DESCRIPTION OF THE TASK: Find the lines of data that contain the string "text", then list them.

[Collection entries]
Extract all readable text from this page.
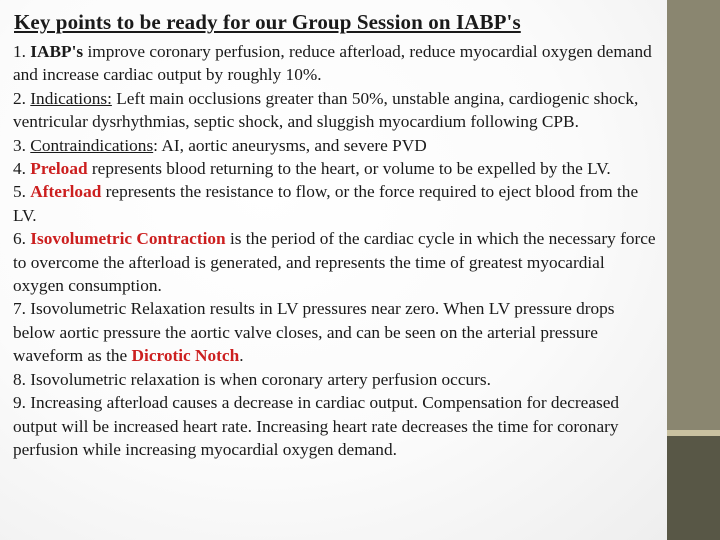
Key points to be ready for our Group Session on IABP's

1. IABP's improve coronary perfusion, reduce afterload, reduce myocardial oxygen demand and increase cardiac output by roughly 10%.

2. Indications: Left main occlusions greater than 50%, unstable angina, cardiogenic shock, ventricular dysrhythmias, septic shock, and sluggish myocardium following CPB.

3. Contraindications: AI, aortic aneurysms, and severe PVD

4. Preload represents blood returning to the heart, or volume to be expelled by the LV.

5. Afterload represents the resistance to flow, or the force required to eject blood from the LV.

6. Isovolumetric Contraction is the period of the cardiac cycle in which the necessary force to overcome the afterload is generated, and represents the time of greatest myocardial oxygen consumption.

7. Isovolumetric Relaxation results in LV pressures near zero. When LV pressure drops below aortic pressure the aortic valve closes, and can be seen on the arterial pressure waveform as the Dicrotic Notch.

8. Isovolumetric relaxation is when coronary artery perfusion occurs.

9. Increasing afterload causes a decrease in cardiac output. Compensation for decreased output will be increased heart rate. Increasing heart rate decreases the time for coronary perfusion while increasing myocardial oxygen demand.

--

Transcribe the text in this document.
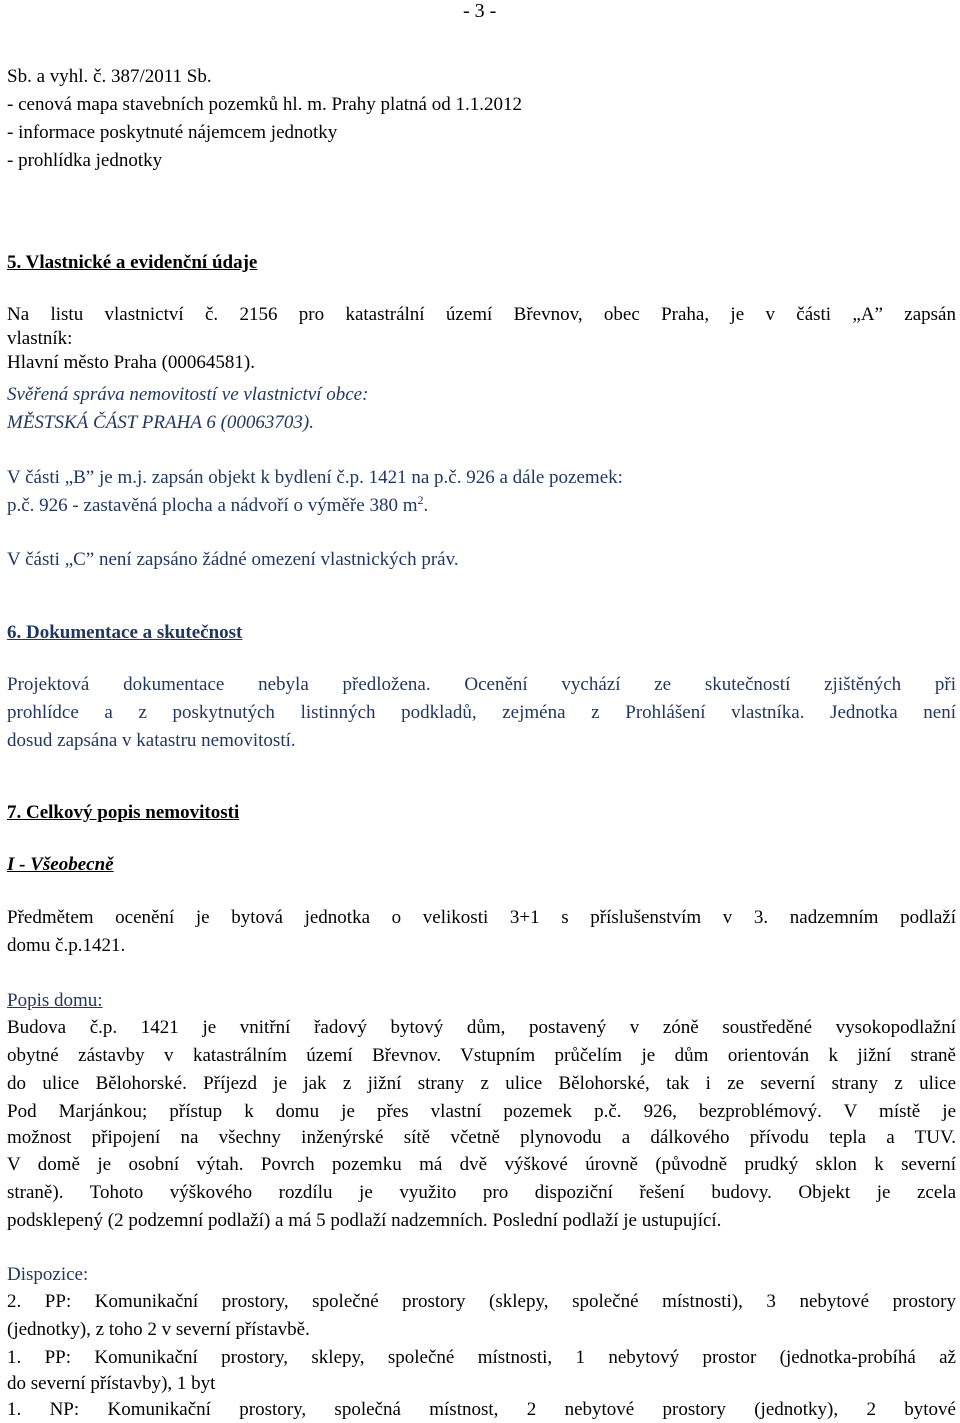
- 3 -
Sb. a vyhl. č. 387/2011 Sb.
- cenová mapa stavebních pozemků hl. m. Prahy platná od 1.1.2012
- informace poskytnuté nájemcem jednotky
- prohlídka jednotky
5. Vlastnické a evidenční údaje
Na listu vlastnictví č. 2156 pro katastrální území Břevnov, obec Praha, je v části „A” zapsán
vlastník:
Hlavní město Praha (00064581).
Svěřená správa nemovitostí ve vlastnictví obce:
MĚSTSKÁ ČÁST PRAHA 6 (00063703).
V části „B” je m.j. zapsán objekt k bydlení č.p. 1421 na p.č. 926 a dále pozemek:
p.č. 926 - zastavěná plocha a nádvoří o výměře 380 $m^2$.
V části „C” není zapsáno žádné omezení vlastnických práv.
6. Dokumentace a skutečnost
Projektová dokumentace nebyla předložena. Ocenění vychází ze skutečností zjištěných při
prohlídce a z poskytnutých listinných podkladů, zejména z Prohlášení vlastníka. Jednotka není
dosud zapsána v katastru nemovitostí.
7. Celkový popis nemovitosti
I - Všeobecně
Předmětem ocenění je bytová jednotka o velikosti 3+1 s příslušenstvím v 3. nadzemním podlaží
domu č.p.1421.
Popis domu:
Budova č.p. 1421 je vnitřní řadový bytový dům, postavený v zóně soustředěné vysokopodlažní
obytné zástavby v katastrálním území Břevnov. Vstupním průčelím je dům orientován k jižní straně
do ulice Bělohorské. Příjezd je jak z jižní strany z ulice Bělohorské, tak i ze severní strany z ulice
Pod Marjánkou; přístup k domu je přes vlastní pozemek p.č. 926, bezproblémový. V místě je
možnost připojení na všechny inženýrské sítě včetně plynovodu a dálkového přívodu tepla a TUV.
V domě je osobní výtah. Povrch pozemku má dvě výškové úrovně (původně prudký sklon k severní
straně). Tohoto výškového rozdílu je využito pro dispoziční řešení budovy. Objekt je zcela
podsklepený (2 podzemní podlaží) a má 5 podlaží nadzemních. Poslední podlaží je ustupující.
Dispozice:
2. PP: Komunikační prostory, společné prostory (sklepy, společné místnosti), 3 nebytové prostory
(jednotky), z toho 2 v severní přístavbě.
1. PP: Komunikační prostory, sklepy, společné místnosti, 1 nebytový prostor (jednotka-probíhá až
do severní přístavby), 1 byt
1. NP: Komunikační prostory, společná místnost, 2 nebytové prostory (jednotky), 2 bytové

* * *

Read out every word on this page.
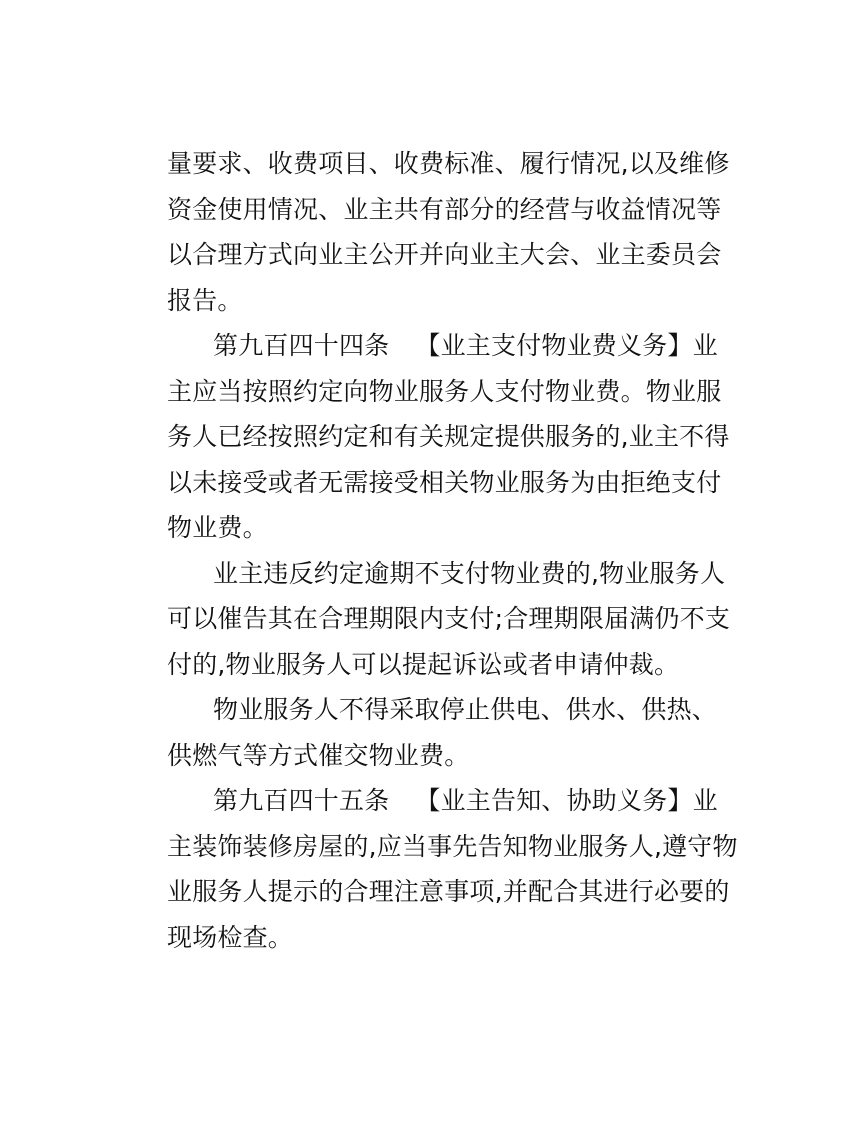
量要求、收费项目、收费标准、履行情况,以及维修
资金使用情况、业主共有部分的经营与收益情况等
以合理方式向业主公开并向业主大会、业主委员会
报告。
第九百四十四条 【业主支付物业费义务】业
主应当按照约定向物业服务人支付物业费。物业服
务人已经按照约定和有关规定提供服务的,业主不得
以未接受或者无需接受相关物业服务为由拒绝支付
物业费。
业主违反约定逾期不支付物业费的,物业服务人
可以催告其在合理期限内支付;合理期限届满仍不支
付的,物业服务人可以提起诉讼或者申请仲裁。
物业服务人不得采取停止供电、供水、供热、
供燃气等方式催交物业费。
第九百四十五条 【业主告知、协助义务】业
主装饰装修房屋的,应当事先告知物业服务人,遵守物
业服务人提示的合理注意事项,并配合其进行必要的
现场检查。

FULL ANSWER:
Extract all readable text from this page.
Transcribe the text in this document.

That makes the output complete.